> [WHAT TO DO]: Can you pull out the lines from the start of the records through the line containing "tab-assets-details[interactable]: Assets Details", both included, and reproduce them unchanged?

> [Entries from a dataset]:

>>

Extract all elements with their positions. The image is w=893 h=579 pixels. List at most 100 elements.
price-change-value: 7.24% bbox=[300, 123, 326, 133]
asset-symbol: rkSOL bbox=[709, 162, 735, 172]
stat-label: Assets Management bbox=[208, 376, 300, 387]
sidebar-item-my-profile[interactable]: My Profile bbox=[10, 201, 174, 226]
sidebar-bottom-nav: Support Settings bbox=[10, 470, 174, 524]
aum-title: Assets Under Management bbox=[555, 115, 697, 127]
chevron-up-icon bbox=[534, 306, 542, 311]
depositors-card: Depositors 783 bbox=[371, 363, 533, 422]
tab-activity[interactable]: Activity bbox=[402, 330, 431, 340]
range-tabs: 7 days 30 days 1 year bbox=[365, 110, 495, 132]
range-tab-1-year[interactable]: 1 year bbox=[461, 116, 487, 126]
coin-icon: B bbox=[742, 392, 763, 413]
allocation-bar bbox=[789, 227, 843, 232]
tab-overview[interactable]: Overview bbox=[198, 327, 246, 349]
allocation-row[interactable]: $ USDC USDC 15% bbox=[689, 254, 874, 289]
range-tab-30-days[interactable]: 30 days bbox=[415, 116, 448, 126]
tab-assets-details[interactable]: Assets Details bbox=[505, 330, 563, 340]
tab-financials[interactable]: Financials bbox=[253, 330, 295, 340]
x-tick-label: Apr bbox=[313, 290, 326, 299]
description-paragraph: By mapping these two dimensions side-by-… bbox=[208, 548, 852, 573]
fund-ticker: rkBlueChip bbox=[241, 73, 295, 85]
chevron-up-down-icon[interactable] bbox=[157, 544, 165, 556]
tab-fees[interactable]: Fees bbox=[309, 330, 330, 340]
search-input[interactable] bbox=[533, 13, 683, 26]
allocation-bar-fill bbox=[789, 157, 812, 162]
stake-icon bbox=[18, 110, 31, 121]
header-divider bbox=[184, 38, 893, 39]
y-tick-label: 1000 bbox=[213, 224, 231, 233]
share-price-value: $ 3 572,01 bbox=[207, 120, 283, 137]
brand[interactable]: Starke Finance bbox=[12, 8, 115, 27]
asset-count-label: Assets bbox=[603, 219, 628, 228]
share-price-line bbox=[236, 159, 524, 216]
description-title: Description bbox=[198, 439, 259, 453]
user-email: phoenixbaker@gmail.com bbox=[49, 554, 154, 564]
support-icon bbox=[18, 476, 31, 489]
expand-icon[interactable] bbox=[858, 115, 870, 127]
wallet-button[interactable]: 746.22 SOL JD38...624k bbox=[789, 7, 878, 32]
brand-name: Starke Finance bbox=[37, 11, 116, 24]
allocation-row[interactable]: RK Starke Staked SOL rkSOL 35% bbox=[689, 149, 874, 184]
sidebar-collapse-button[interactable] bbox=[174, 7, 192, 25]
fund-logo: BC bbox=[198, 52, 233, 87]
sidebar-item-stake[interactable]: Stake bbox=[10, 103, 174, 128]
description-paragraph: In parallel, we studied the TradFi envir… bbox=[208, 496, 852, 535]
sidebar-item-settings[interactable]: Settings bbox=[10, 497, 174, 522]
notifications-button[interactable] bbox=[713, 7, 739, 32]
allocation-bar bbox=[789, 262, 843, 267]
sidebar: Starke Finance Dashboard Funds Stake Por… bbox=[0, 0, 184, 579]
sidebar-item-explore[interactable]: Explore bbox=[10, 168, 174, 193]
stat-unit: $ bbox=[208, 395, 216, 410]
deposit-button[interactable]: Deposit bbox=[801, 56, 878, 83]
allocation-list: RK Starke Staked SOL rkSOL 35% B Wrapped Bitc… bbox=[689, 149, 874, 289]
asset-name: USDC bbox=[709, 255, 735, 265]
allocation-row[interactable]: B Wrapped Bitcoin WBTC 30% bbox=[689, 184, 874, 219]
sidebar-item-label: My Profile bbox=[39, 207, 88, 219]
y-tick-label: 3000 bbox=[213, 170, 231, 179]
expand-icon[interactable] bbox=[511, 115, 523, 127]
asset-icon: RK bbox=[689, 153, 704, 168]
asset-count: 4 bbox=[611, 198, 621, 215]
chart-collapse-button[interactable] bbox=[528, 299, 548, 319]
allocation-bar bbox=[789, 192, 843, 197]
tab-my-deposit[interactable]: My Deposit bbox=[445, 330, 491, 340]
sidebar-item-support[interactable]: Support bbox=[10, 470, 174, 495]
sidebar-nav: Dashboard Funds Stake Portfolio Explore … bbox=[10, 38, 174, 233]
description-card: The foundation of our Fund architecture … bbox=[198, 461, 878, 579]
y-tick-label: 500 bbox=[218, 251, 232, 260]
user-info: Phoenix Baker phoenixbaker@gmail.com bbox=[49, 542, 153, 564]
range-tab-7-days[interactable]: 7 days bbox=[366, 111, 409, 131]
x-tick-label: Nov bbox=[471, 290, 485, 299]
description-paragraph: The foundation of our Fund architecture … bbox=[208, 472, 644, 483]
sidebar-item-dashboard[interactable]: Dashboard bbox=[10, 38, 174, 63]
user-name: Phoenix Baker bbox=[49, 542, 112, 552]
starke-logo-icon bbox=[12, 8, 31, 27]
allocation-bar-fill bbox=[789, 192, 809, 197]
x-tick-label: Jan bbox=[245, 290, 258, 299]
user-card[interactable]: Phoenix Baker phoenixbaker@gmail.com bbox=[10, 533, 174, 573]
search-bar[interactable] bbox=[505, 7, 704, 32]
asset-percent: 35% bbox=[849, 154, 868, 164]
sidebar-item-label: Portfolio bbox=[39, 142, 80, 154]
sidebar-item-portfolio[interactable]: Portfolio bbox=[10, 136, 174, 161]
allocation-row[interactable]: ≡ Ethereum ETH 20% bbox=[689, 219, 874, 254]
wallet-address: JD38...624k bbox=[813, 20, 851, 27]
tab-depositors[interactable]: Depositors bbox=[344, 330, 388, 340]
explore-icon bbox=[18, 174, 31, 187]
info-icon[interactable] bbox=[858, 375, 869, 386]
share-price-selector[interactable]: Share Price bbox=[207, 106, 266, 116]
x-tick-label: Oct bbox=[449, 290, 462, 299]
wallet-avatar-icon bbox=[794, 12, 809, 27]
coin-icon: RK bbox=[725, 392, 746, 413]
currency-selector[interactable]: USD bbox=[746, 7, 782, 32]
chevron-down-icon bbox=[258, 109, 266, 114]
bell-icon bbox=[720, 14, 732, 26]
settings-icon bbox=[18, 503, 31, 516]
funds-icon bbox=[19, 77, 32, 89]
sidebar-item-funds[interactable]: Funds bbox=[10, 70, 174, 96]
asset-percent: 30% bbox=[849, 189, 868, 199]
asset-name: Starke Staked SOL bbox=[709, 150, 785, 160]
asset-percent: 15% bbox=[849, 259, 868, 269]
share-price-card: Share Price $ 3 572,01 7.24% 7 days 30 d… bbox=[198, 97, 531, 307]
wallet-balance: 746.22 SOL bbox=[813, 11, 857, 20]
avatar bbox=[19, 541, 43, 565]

<<

> [WRITTEN ANSWER]:
Extract all elements with their positions. The image is w=893 h=579 pixels. List at most 100 elements.
price-change-value: 7.24% bbox=[300, 123, 326, 133]
asset-symbol: rkSOL bbox=[709, 162, 735, 172]
stat-label: Assets Management bbox=[208, 376, 300, 387]
sidebar-item-my-profile[interactable]: My Profile bbox=[10, 201, 174, 226]
sidebar-bottom-nav: Support Settings bbox=[10, 470, 174, 524]
aum-title: Assets Under Management bbox=[555, 115, 697, 127]
chevron-up-icon bbox=[534, 306, 542, 311]
depositors-card: Depositors 783 bbox=[371, 363, 533, 422]
tab-activity[interactable]: Activity bbox=[402, 330, 431, 340]
range-tabs: 7 days 30 days 1 year bbox=[365, 110, 495, 132]
range-tab-1-year[interactable]: 1 year bbox=[461, 116, 487, 126]
coin-icon: B bbox=[742, 392, 763, 413]
allocation-bar bbox=[789, 227, 843, 232]
tab-overview[interactable]: Overview bbox=[198, 327, 246, 349]
allocation-row[interactable]: $ USDC USDC 15% bbox=[689, 254, 874, 289]
range-tab-30-days[interactable]: 30 days bbox=[415, 116, 448, 126]
tab-assets-details[interactable]: Assets Details bbox=[505, 330, 563, 340]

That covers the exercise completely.